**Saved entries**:
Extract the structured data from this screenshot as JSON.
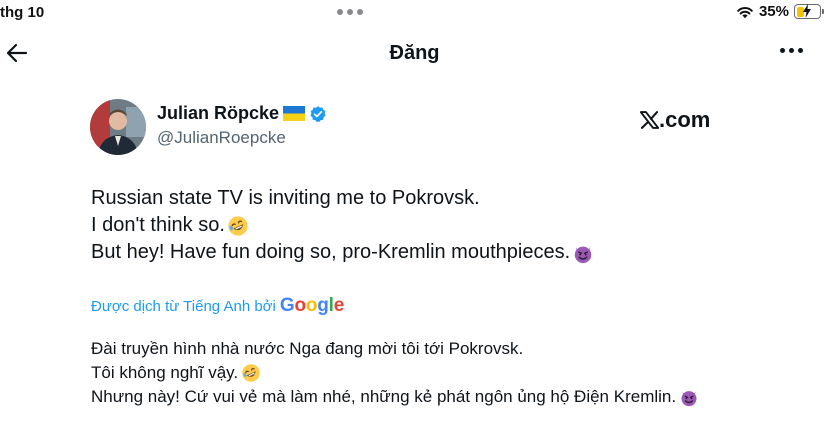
{
  "status_bar": {
    "time": "thg 10",
    "battery_percent": "35%",
    "battery_level": 0.35,
    "icons": [
      "multitask-dots-icon",
      "wifi-icon",
      "battery-charging-icon"
    ]
  },
  "nav": {
    "title": "Đăng",
    "icons": [
      "back-arrow-icon",
      "more-icon"
    ]
  },
  "tweet": {
    "author_name": "Julian Röpcke",
    "handle": "@JulianRoepcke",
    "source_label": ".com",
    "icons": [
      "ukraine-flag-icon",
      "verified-badge-icon",
      "x-logo-icon"
    ],
    "lines": [
      "Russian state TV is inviting me to Pokrovsk.",
      "I don't think so.",
      "But hey! Have fun doing so, pro-Kremlin mouthpieces."
    ],
    "emojis": [
      "rofl-emoji",
      "smiling-devil-emoji"
    ]
  },
  "translation": {
    "label": "Được dịch từ Tiếng Anh bởi",
    "provider": "Google",
    "provider_letters": [
      "G",
      "o",
      "o",
      "g",
      "l",
      "e"
    ],
    "provider_colors": [
      "#4285F4",
      "#EA4335",
      "#FBBC05",
      "#4285F4",
      "#34A853",
      "#EA4335"
    ],
    "lines": [
      "Đài truyền hình nhà nước Nga đang mời tôi tới Pokrovsk.",
      "Tôi không nghĩ vậy.",
      "Nhưng này! Cứ vui vẻ mà làm nhé, những kẻ phát ngôn ủng hộ Điện Kremlin."
    ]
  },
  "colors": {
    "link_blue": "#1d9bf0",
    "handle_gray": "#536471",
    "text": "#0f1419",
    "battery_yellow": "#f5c400"
  }
}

**PROMPT**: The listing above must be printed again exactly, minus its pictures.

**SOLUTION TO THE PROBLEM**:
Extract the structured data from this screenshot as JSON.
{
  "status_bar": {
    "time": "thg 10",
    "battery_percent": "35%",
    "battery_level": 0.35,
    "icons": [
      "multitask-dots-icon",
      "wifi-icon",
      "battery-charging-icon"
    ]
  },
  "nav": {
    "title": "Đăng",
    "icons": [
      "back-arrow-icon",
      "more-icon"
    ]
  },
  "tweet": {
    "author_name": "Julian Röpcke",
    "handle": "@JulianRoepcke",
    "source_label": ".com",
    "icons": [
      "ukraine-flag-icon",
      "verified-badge-icon",
      "x-logo-icon"
    ],
    "lines": [
      "Russian state TV is inviting me to Pokrovsk.",
      "I don't think so.",
      "But hey! Have fun doing so, pro-Kremlin mouthpieces."
    ],
    "emojis": [
      "rofl-emoji",
      "smiling-devil-emoji"
    ]
  },
  "translation": {
    "label": "Được dịch từ Tiếng Anh bởi",
    "provider": "Google",
    "provider_letters": [
      "G",
      "o",
      "o",
      "g",
      "l",
      "e"
    ],
    "provider_colors": [
      "#4285F4",
      "#EA4335",
      "#FBBC05",
      "#4285F4",
      "#34A853",
      "#EA4335"
    ],
    "lines": [
      "Đài truyền hình nhà nước Nga đang mời tôi tới Pokrovsk.",
      "Tôi không nghĩ vậy.",
      "Nhưng này! Cứ vui vẻ mà làm nhé, những kẻ phát ngôn ủng hộ Điện Kremlin."
    ]
  },
  "colors": {
    "link_blue": "#1d9bf0",
    "handle_gray": "#536471",
    "text": "#0f1419",
    "battery_yellow": "#f5c400"
  }
}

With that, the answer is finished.